▶ GIVEN DATA:
......
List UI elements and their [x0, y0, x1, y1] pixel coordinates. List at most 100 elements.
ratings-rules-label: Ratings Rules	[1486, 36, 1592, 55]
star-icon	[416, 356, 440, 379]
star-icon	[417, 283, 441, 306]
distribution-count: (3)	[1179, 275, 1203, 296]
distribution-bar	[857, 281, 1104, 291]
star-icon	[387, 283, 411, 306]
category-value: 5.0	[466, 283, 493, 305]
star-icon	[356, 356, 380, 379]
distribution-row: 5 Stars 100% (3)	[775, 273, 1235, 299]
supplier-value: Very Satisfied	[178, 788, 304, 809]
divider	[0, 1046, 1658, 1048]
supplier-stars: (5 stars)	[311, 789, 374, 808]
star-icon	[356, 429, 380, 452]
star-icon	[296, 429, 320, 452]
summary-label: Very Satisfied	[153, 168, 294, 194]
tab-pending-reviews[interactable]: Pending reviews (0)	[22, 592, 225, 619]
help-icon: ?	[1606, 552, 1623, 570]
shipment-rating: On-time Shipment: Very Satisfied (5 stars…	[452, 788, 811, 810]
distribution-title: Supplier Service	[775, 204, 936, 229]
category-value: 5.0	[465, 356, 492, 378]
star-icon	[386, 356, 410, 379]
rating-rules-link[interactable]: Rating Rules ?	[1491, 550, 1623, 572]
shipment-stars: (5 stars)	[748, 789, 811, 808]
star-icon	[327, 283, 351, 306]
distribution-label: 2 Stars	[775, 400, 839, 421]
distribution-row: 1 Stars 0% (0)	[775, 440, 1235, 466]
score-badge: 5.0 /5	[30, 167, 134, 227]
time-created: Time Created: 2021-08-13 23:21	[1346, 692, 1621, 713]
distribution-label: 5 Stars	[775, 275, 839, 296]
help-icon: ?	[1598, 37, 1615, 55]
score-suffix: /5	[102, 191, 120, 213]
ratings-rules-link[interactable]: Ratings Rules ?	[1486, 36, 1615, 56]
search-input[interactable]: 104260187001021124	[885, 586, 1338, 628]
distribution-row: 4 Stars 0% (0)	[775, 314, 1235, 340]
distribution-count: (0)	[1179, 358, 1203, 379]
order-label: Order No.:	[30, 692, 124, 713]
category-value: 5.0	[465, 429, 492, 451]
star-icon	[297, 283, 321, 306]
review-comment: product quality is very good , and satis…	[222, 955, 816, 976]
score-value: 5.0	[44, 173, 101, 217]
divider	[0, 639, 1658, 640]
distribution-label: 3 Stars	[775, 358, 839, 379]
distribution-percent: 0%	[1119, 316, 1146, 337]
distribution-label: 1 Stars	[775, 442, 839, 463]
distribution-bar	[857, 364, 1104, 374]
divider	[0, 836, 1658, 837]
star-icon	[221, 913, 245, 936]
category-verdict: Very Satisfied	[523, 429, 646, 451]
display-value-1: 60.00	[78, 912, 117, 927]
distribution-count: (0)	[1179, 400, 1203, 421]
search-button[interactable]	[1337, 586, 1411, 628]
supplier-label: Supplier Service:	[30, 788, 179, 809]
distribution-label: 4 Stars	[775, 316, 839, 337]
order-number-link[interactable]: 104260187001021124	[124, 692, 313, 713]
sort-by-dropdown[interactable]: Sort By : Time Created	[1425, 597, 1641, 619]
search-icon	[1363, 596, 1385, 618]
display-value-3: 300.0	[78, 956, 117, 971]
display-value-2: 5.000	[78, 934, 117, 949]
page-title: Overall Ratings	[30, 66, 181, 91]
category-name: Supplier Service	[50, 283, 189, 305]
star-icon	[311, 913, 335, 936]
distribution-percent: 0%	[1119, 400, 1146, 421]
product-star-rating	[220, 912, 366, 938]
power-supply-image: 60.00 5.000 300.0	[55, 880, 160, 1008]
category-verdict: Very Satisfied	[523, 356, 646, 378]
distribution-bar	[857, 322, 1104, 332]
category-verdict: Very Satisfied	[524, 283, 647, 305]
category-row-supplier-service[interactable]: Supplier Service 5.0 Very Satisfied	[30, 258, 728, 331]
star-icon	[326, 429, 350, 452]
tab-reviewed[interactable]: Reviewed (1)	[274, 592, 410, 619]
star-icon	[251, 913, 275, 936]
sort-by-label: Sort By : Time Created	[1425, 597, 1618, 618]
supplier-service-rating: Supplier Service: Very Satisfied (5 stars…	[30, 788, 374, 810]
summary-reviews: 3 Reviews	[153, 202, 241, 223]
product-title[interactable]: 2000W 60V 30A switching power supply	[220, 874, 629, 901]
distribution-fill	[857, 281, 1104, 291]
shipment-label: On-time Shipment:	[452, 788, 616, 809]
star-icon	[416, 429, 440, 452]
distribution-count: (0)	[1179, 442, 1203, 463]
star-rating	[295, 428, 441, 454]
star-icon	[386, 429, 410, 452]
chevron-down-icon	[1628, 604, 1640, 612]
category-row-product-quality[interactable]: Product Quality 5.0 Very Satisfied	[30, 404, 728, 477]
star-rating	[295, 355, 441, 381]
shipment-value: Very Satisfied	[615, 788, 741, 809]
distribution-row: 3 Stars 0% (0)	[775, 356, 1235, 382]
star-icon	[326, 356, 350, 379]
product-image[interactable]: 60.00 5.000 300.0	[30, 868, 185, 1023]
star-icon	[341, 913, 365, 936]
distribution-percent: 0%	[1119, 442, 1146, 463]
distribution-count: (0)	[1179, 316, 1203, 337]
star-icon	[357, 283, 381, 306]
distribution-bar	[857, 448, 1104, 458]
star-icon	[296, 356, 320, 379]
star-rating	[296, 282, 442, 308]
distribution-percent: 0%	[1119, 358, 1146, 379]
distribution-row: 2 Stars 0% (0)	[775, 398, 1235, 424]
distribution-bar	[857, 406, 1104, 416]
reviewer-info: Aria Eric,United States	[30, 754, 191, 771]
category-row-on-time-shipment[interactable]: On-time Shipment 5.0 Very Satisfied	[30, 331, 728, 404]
......
▶ AIM:
Copy the lines word for word, starting with the first line and going on through the line that contains "distribution-row: 1 Stars".

▶ SOLUTION FOR THIS EXERCISE:
List UI elements and their [x0, y0, x1, y1] pixel coordinates. List at most 100 elements.
ratings-rules-label: Ratings Rules	[1486, 36, 1592, 55]
star-icon	[416, 356, 440, 379]
star-icon	[417, 283, 441, 306]
distribution-count: (3)	[1179, 275, 1203, 296]
distribution-bar	[857, 281, 1104, 291]
star-icon	[387, 283, 411, 306]
category-value: 5.0	[466, 283, 493, 305]
star-icon	[356, 356, 380, 379]
distribution-row: 5 Stars 100% (3)	[775, 273, 1235, 299]
supplier-value: Very Satisfied	[178, 788, 304, 809]
divider	[0, 1046, 1658, 1048]
supplier-stars: (5 stars)	[311, 789, 374, 808]
star-icon	[356, 429, 380, 452]
star-icon	[296, 429, 320, 452]
summary-label: Very Satisfied	[153, 168, 294, 194]
tab-pending-reviews[interactable]: Pending reviews (0)	[22, 592, 225, 619]
help-icon: ?	[1606, 552, 1623, 570]
shipment-rating: On-time Shipment: Very Satisfied (5 stars…	[452, 788, 811, 810]
distribution-title: Supplier Service	[775, 204, 936, 229]
category-value: 5.0	[465, 356, 492, 378]
star-icon	[386, 356, 410, 379]
rating-rules-link[interactable]: Rating Rules ?	[1491, 550, 1623, 572]
shipment-stars: (5 stars)	[748, 789, 811, 808]
star-icon	[327, 283, 351, 306]
distribution-label: 2 Stars	[775, 400, 839, 421]
distribution-row: 1 Stars 0% (0)	[775, 440, 1235, 466]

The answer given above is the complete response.